GOAL OF THE EXERCISE:
Give the data below again exactly as written, without its pictures.

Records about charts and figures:
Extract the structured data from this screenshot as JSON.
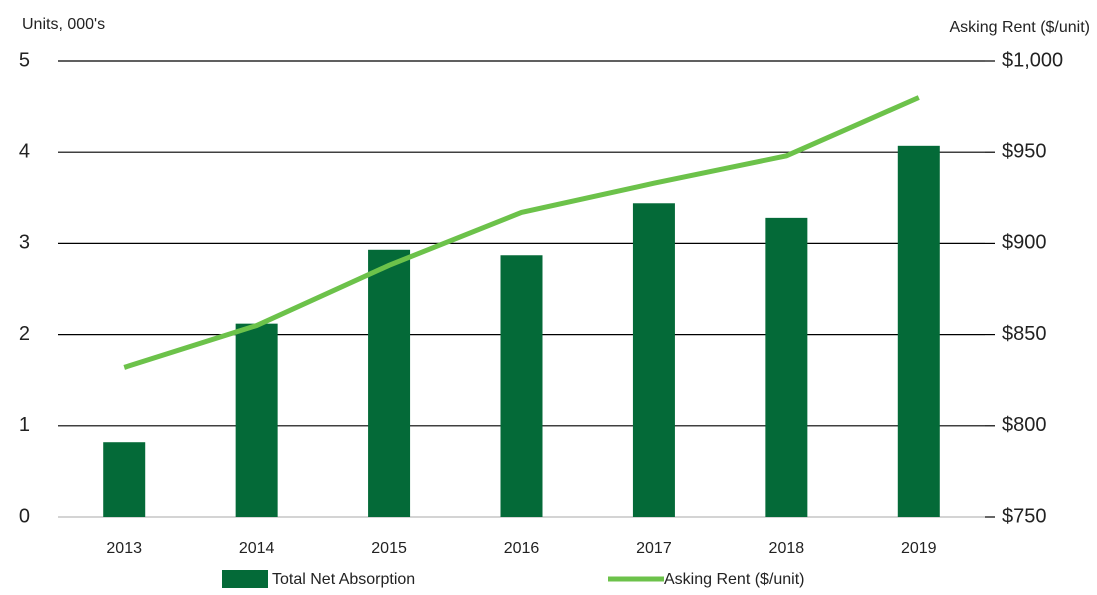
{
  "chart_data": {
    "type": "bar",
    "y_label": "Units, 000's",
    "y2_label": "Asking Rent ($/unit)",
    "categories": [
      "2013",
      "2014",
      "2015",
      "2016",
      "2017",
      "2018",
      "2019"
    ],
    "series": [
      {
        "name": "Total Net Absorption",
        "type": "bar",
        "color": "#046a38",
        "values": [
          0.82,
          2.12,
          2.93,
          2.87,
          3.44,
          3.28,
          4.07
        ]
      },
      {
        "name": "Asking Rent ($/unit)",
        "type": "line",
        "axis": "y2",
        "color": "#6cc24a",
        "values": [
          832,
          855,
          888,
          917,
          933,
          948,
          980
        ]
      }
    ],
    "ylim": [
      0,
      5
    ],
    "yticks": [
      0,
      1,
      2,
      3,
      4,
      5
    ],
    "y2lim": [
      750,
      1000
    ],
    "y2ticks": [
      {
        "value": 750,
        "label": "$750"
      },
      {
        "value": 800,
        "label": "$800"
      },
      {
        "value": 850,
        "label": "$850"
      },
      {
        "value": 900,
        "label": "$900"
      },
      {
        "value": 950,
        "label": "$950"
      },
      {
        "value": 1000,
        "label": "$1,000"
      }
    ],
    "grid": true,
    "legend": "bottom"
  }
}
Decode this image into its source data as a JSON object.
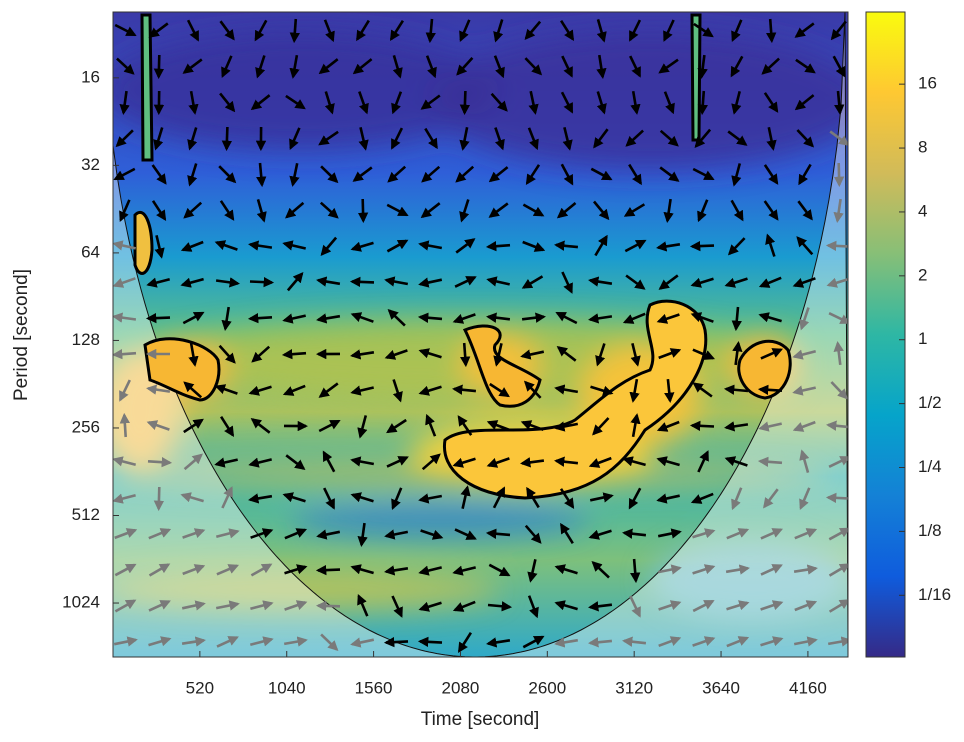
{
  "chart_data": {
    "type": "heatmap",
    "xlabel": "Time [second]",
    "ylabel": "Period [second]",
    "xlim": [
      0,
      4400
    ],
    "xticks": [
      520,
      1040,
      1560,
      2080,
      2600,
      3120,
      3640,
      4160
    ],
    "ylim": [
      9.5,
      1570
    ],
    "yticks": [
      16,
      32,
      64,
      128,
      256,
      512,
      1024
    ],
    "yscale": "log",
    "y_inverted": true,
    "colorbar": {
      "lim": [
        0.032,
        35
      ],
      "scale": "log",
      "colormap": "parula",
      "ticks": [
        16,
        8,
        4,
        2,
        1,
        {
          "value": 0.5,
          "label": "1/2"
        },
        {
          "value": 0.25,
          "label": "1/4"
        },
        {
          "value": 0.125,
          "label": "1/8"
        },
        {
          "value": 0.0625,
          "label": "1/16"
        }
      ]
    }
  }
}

RESPONSE TO THIS TASK:
Extract the structured data from this screenshot as JSON.
{
  "chart_data": {
    "type": "bar",
    "y_label": "Units, 000's",
    "y2_label": "Asking Rent ($/unit)",
    "categories": [
      "2013",
      "2014",
      "2015",
      "2016",
      "2017",
      "2018",
      "2019"
    ],
    "series": [
      {
        "name": "Total Net Absorption",
        "type": "bar",
        "color": "#046a38",
        "values": [
          0.82,
          2.12,
          2.93,
          2.87,
          3.44,
          3.28,
          4.07
        ]
      },
      {
        "name": "Asking Rent ($/unit)",
        "type": "line",
        "axis": "y2",
        "color": "#6cc24a",
        "values": [
          832,
          855,
          888,
          917,
          933,
          948,
          980
        ]
      }
    ],
    "ylim": [
      0,
      5
    ],
    "yticks": [
      0,
      1,
      2,
      3,
      4,
      5
    ],
    "y2lim": [
      750,
      1000
    ],
    "y2ticks": [
      {
        "value": 750,
        "label": "$750"
      },
      {
        "value": 800,
        "label": "$800"
      },
      {
        "value": 850,
        "label": "$850"
      },
      {
        "value": 900,
        "label": "$900"
      },
      {
        "value": 950,
        "label": "$950"
      },
      {
        "value": 1000,
        "label": "$1,000"
      }
    ],
    "grid": true,
    "legend": "bottom"
  }
}
Decode this image into its source data as a JSON object.
{
  "chart_data": {
    "type": "heatmap",
    "xlabel": "Time [second]",
    "ylabel": "Period [second]",
    "xlim": [
      0,
      4400
    ],
    "xticks": [
      520,
      1040,
      1560,
      2080,
      2600,
      3120,
      3640,
      4160
    ],
    "ylim": [
      9.5,
      1570
    ],
    "yticks": [
      16,
      32,
      64,
      128,
      256,
      512,
      1024
    ],
    "yscale": "log",
    "y_inverted": true,
    "colorbar": {
      "lim": [
        0.032,
        35
      ],
      "scale": "log",
      "colormap": "parula",
      "ticks": [
        16,
        8,
        4,
        2,
        1,
        {
          "value": 0.5,
          "label": "1/2"
        },
        {
          "value": 0.25,
          "label": "1/4"
        },
        {
          "value": 0.125,
          "label": "1/8"
        },
        {
          "value": 0.0625,
          "label": "1/16"
        }
      ]
    }
  }
}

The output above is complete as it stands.